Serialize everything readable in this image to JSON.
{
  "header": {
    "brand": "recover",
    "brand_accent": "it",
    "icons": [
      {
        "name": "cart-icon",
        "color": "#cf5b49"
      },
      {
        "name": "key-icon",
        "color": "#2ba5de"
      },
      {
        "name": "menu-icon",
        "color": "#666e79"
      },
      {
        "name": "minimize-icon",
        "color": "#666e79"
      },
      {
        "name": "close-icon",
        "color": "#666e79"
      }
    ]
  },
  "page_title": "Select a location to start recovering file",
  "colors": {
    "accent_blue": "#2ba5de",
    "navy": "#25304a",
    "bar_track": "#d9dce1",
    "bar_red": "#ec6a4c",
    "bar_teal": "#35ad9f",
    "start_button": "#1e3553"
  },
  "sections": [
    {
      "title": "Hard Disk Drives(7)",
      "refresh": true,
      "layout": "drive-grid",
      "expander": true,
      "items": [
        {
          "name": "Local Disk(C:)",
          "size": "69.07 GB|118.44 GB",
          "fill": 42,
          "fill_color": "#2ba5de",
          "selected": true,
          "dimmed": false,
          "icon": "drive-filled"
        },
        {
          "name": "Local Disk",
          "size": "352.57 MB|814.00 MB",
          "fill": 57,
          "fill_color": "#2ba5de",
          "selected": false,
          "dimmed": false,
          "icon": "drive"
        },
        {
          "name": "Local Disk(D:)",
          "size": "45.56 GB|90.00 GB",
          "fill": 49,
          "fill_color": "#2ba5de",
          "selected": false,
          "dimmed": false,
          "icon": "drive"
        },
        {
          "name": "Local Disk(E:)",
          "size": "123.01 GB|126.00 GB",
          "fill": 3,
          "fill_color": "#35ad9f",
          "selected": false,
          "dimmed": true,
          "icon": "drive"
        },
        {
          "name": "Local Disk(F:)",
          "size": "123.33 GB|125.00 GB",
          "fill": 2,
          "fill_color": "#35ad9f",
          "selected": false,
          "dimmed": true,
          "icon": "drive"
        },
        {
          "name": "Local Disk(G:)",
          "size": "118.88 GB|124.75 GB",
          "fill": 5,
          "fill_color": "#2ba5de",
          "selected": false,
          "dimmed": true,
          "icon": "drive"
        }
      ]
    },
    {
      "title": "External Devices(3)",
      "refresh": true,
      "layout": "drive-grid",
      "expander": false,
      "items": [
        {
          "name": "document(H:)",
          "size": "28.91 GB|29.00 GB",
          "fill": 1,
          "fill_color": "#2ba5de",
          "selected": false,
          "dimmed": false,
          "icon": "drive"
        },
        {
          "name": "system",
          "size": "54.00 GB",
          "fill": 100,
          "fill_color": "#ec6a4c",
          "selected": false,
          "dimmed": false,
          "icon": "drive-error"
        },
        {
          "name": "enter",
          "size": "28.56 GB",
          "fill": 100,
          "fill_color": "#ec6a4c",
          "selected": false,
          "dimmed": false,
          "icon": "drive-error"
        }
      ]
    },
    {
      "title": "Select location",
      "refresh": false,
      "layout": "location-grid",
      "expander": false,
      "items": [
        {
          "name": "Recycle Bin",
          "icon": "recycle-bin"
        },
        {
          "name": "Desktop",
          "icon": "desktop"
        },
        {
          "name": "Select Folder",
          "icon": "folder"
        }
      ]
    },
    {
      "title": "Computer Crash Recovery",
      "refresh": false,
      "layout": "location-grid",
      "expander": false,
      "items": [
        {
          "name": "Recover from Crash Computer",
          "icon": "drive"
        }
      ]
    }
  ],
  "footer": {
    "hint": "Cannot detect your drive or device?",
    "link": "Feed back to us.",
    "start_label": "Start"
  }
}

━━━━━━━━

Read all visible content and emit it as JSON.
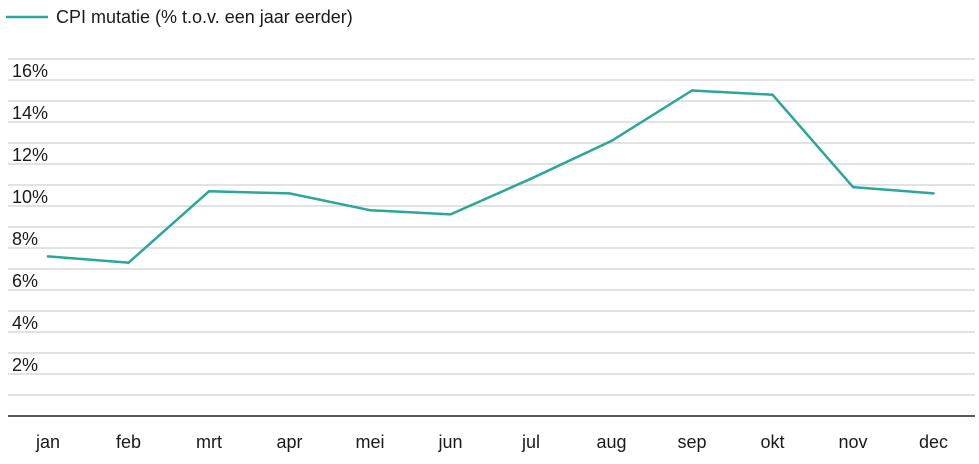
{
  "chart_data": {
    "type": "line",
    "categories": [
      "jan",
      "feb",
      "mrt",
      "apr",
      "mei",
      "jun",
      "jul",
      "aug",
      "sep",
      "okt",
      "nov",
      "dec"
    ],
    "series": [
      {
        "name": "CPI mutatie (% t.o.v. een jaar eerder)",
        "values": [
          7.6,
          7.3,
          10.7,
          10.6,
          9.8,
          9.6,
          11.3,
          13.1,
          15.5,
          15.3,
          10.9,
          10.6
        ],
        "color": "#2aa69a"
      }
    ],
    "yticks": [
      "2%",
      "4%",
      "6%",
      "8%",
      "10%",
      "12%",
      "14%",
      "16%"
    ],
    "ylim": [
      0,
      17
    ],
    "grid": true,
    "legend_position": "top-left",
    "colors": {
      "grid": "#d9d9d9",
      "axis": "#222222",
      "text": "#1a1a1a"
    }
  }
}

━━━━━━━━

**Exercise task**
Report each line in the preceding entries that holds the string "Computer".

**Correct output**
      "title": "Computer Crash Recovery",
          "name": "Recover from Crash Computer",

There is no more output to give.